What needs to be done:
Sift the listing for lines that hold the string "symbol" and pull them out.

Source records:
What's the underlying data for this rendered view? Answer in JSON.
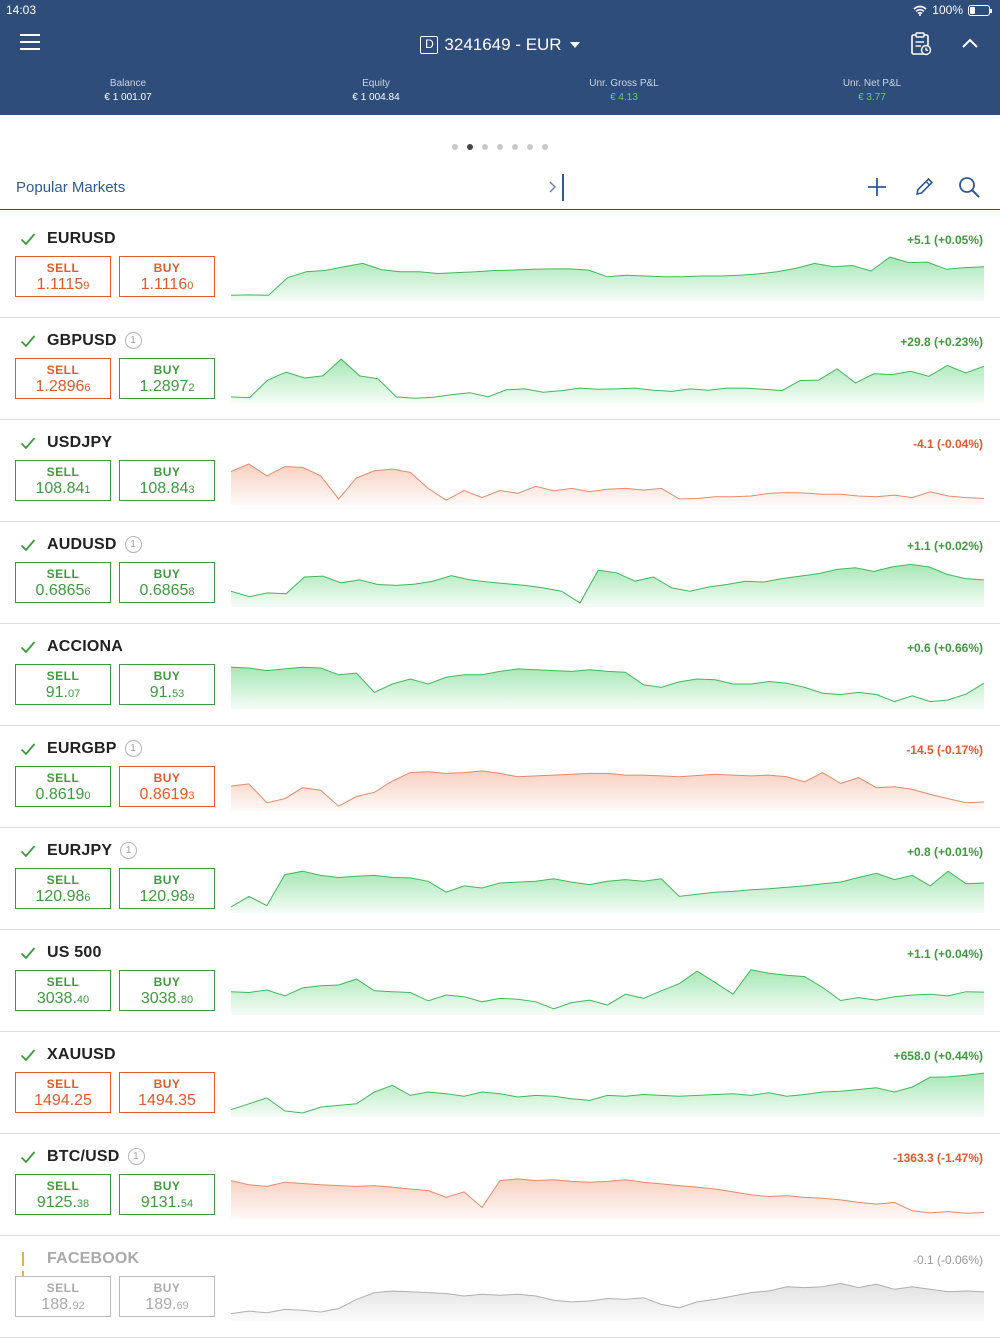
{
  "status_bar": {
    "time": "14:03",
    "battery": "100%"
  },
  "header": {
    "account_prefix": "D",
    "account": "3241649 - EUR",
    "stats": [
      {
        "label": "Balance",
        "value": "€ 1 001.07",
        "positive": false
      },
      {
        "label": "Equity",
        "value": "€ 1 004.84",
        "positive": false
      },
      {
        "label": "Unr. Gross P&L",
        "value": "€ 4.13",
        "positive": true
      },
      {
        "label": "Unr. Net P&L",
        "value": "€ 3.77",
        "positive": true
      }
    ]
  },
  "page_dots": {
    "count": 7,
    "active": 1
  },
  "watchlist": {
    "title": "Popular Markets"
  },
  "colors": {
    "header_bg": "#2f4d7a",
    "positive": "#3f9a3f",
    "negative": "#e05a2a",
    "inactive": "#aaaaaa"
  },
  "markets": [
    {
      "symbol": "EURUSD",
      "badge": "",
      "state": "active",
      "change": "+5.1 (+0.05%)",
      "direction": "pos",
      "sell": {
        "label": "SELL",
        "main": "1.1115",
        "pip": "9",
        "color": "red"
      },
      "buy": {
        "label": "BUY",
        "main": "1.1116",
        "pip": "0",
        "color": "red"
      },
      "spark": [
        0.04,
        0.05,
        0.04,
        0.46,
        0.6,
        0.63,
        0.72,
        0.8,
        0.65,
        0.6,
        0.6,
        0.56,
        0.58,
        0.6,
        0.63,
        0.64,
        0.66,
        0.67,
        0.67,
        0.64,
        0.48,
        0.52,
        0.5,
        0.48,
        0.48,
        0.5,
        0.5,
        0.52,
        0.55,
        0.6,
        0.68,
        0.8,
        0.72,
        0.75,
        0.62,
        0.95,
        0.82,
        0.83,
        0.66,
        0.7,
        0.72
      ]
    },
    {
      "symbol": "GBPUSD",
      "badge": "1",
      "state": "active",
      "change": "+29.8 (+0.23%)",
      "direction": "pos",
      "sell": {
        "label": "SELL",
        "main": "1.2896",
        "pip": "6",
        "color": "red"
      },
      "buy": {
        "label": "BUY",
        "main": "1.2897",
        "pip": "2",
        "color": "green"
      },
      "spark": [
        0.05,
        0.03,
        0.45,
        0.64,
        0.5,
        0.55,
        0.95,
        0.55,
        0.48,
        0.05,
        0.02,
        0.04,
        0.1,
        0.15,
        0.05,
        0.22,
        0.24,
        0.16,
        0.2,
        0.26,
        0.23,
        0.24,
        0.26,
        0.21,
        0.18,
        0.24,
        0.21,
        0.26,
        0.26,
        0.23,
        0.2,
        0.44,
        0.45,
        0.72,
        0.38,
        0.6,
        0.58,
        0.66,
        0.54,
        0.8,
        0.62,
        0.78
      ]
    },
    {
      "symbol": "USDJPY",
      "badge": "",
      "state": "active",
      "change": "-4.1 (-0.04%)",
      "direction": "neg",
      "sell": {
        "label": "SELL",
        "main": "108.84",
        "pip": "1",
        "color": "green"
      },
      "buy": {
        "label": "BUY",
        "main": "108.84",
        "pip": "3",
        "color": "green"
      },
      "spark": [
        0.7,
        0.88,
        0.6,
        0.82,
        0.8,
        0.6,
        0.05,
        0.55,
        0.72,
        0.76,
        0.68,
        0.3,
        0.02,
        0.25,
        0.08,
        0.25,
        0.18,
        0.35,
        0.24,
        0.3,
        0.22,
        0.28,
        0.3,
        0.26,
        0.3,
        0.05,
        0.06,
        0.1,
        0.1,
        0.12,
        0.18,
        0.2,
        0.19,
        0.16,
        0.16,
        0.12,
        0.1,
        0.14,
        0.08,
        0.22,
        0.12,
        0.08,
        0.06
      ]
    },
    {
      "symbol": "AUDUSD",
      "badge": "1",
      "state": "active",
      "change": "+1.1 (+0.02%)",
      "direction": "pos",
      "sell": {
        "label": "SELL",
        "main": "0.6865",
        "pip": "6",
        "color": "green"
      },
      "buy": {
        "label": "BUY",
        "main": "0.6865",
        "pip": "8",
        "color": "green"
      },
      "spark": [
        0.28,
        0.15,
        0.24,
        0.22,
        0.62,
        0.64,
        0.48,
        0.55,
        0.44,
        0.42,
        0.45,
        0.52,
        0.65,
        0.55,
        0.5,
        0.46,
        0.42,
        0.36,
        0.28,
        0.0,
        0.78,
        0.72,
        0.52,
        0.62,
        0.36,
        0.28,
        0.38,
        0.44,
        0.52,
        0.5,
        0.58,
        0.64,
        0.7,
        0.8,
        0.84,
        0.75,
        0.86,
        0.92,
        0.86,
        0.68,
        0.58,
        0.55
      ]
    },
    {
      "symbol": "ACCIONA",
      "badge": "",
      "state": "active",
      "change": "+0.6 (+0.66%)",
      "direction": "pos",
      "sell": {
        "label": "SELL",
        "main": "91.",
        "pip": "07",
        "color": "green"
      },
      "buy": {
        "label": "BUY",
        "main": "91.",
        "pip": "53",
        "color": "green"
      },
      "spark": [
        0.9,
        0.88,
        0.82,
        0.86,
        0.9,
        0.88,
        0.72,
        0.76,
        0.3,
        0.5,
        0.62,
        0.5,
        0.66,
        0.72,
        0.72,
        0.8,
        0.86,
        0.84,
        0.82,
        0.8,
        0.84,
        0.8,
        0.78,
        0.48,
        0.42,
        0.55,
        0.62,
        0.6,
        0.5,
        0.5,
        0.56,
        0.52,
        0.42,
        0.28,
        0.25,
        0.3,
        0.25,
        0.08,
        0.22,
        0.08,
        0.12,
        0.26,
        0.52
      ]
    },
    {
      "symbol": "EURGBP",
      "badge": "1",
      "state": "active",
      "change": "-14.5 (-0.17%)",
      "direction": "neg",
      "sell": {
        "label": "SELL",
        "main": "0.8619",
        "pip": "0",
        "color": "green"
      },
      "buy": {
        "label": "BUY",
        "main": "0.8619",
        "pip": "3",
        "color": "red"
      },
      "spark": [
        0.5,
        0.55,
        0.1,
        0.2,
        0.46,
        0.4,
        0.02,
        0.25,
        0.35,
        0.62,
        0.82,
        0.84,
        0.8,
        0.82,
        0.86,
        0.8,
        0.72,
        0.74,
        0.76,
        0.78,
        0.8,
        0.8,
        0.76,
        0.76,
        0.74,
        0.72,
        0.75,
        0.78,
        0.76,
        0.74,
        0.76,
        0.72,
        0.6,
        0.82,
        0.56,
        0.7,
        0.46,
        0.48,
        0.42,
        0.3,
        0.2,
        0.1,
        0.12
      ]
    },
    {
      "symbol": "EURJPY",
      "badge": "1",
      "state": "active",
      "change": "+0.8 (+0.01%)",
      "direction": "pos",
      "sell": {
        "label": "SELL",
        "main": "120.98",
        "pip": "6",
        "color": "green"
      },
      "buy": {
        "label": "BUY",
        "main": "120.98",
        "pip": "9",
        "color": "green"
      },
      "spark": [
        0.05,
        0.3,
        0.08,
        0.82,
        0.9,
        0.8,
        0.75,
        0.78,
        0.8,
        0.75,
        0.74,
        0.66,
        0.4,
        0.55,
        0.5,
        0.62,
        0.64,
        0.66,
        0.72,
        0.64,
        0.58,
        0.66,
        0.7,
        0.66,
        0.72,
        0.3,
        0.35,
        0.4,
        0.42,
        0.46,
        0.48,
        0.52,
        0.55,
        0.6,
        0.64,
        0.75,
        0.85,
        0.7,
        0.8,
        0.55,
        0.9,
        0.6,
        0.62
      ]
    },
    {
      "symbol": "US 500",
      "badge": "",
      "state": "active",
      "change": "+1.1 (+0.04%)",
      "direction": "pos",
      "sell": {
        "label": "SELL",
        "main": "3038.",
        "pip": "40",
        "color": "green"
      },
      "buy": {
        "label": "BUY",
        "main": "3038.",
        "pip": "80",
        "color": "green"
      },
      "spark": [
        0.46,
        0.44,
        0.5,
        0.36,
        0.55,
        0.6,
        0.62,
        0.76,
        0.48,
        0.46,
        0.44,
        0.24,
        0.38,
        0.34,
        0.22,
        0.3,
        0.28,
        0.22,
        0.05,
        0.2,
        0.26,
        0.14,
        0.4,
        0.3,
        0.48,
        0.65,
        0.95,
        0.68,
        0.4,
        0.98,
        0.9,
        0.85,
        0.82,
        0.56,
        0.25,
        0.32,
        0.26,
        0.34,
        0.38,
        0.4,
        0.36,
        0.46,
        0.45
      ]
    },
    {
      "symbol": "XAUUSD",
      "badge": "",
      "state": "active",
      "change": "+658.0 (+0.44%)",
      "direction": "pos",
      "sell": {
        "label": "SELL",
        "main": "1494.25",
        "pip": "",
        "color": "red"
      },
      "buy": {
        "label": "BUY",
        "main": "1494.35",
        "pip": "",
        "color": "red"
      },
      "spark": [
        0.08,
        0.22,
        0.36,
        0.05,
        0.0,
        0.14,
        0.18,
        0.22,
        0.5,
        0.66,
        0.42,
        0.5,
        0.46,
        0.4,
        0.5,
        0.46,
        0.38,
        0.42,
        0.4,
        0.34,
        0.3,
        0.42,
        0.4,
        0.44,
        0.42,
        0.4,
        0.42,
        0.44,
        0.46,
        0.42,
        0.48,
        0.4,
        0.44,
        0.5,
        0.52,
        0.56,
        0.6,
        0.5,
        0.62,
        0.85,
        0.86,
        0.9,
        0.95
      ]
    },
    {
      "symbol": "BTC/USD",
      "badge": "1",
      "state": "active",
      "change": "-1363.3 (-1.47%)",
      "direction": "neg",
      "sell": {
        "label": "SELL",
        "main": "9125.",
        "pip": "38",
        "color": "green"
      },
      "buy": {
        "label": "BUY",
        "main": "9131.",
        "pip": "54",
        "color": "green"
      },
      "spark": [
        0.82,
        0.72,
        0.68,
        0.78,
        0.75,
        0.72,
        0.7,
        0.68,
        0.7,
        0.66,
        0.62,
        0.58,
        0.42,
        0.55,
        0.18,
        0.82,
        0.86,
        0.82,
        0.84,
        0.8,
        0.78,
        0.8,
        0.84,
        0.78,
        0.74,
        0.7,
        0.66,
        0.62,
        0.55,
        0.48,
        0.44,
        0.46,
        0.42,
        0.4,
        0.36,
        0.3,
        0.26,
        0.3,
        0.1,
        0.05,
        0.08,
        0.04,
        0.06
      ]
    },
    {
      "symbol": "FACEBOOK",
      "badge": "",
      "state": "inactive",
      "change": "-0.1 (-0.06%)",
      "direction": "grey",
      "sell": {
        "label": "SELL",
        "main": "188.",
        "pip": "92",
        "color": "grey"
      },
      "buy": {
        "label": "BUY",
        "main": "189.",
        "pip": "69",
        "color": "grey"
      },
      "spark": [
        0.08,
        0.14,
        0.1,
        0.18,
        0.16,
        0.12,
        0.2,
        0.42,
        0.58,
        0.62,
        0.6,
        0.58,
        0.56,
        0.5,
        0.54,
        0.52,
        0.54,
        0.5,
        0.4,
        0.36,
        0.38,
        0.44,
        0.42,
        0.46,
        0.3,
        0.22,
        0.36,
        0.42,
        0.5,
        0.58,
        0.62,
        0.72,
        0.7,
        0.72,
        0.8,
        0.7,
        0.78,
        0.66,
        0.72,
        0.66,
        0.6,
        0.62,
        0.6
      ]
    }
  ]
}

Task answer:
      "symbol": "EURUSD",
      "symbol": "GBPUSD",
      "symbol": "USDJPY",
      "symbol": "AUDUSD",
      "symbol": "ACCIONA",
      "symbol": "EURGBP",
      "symbol": "EURJPY",
      "symbol": "US 500",
      "symbol": "XAUUSD",
      "symbol": "BTC/USD",
      "symbol": "FACEBOOK",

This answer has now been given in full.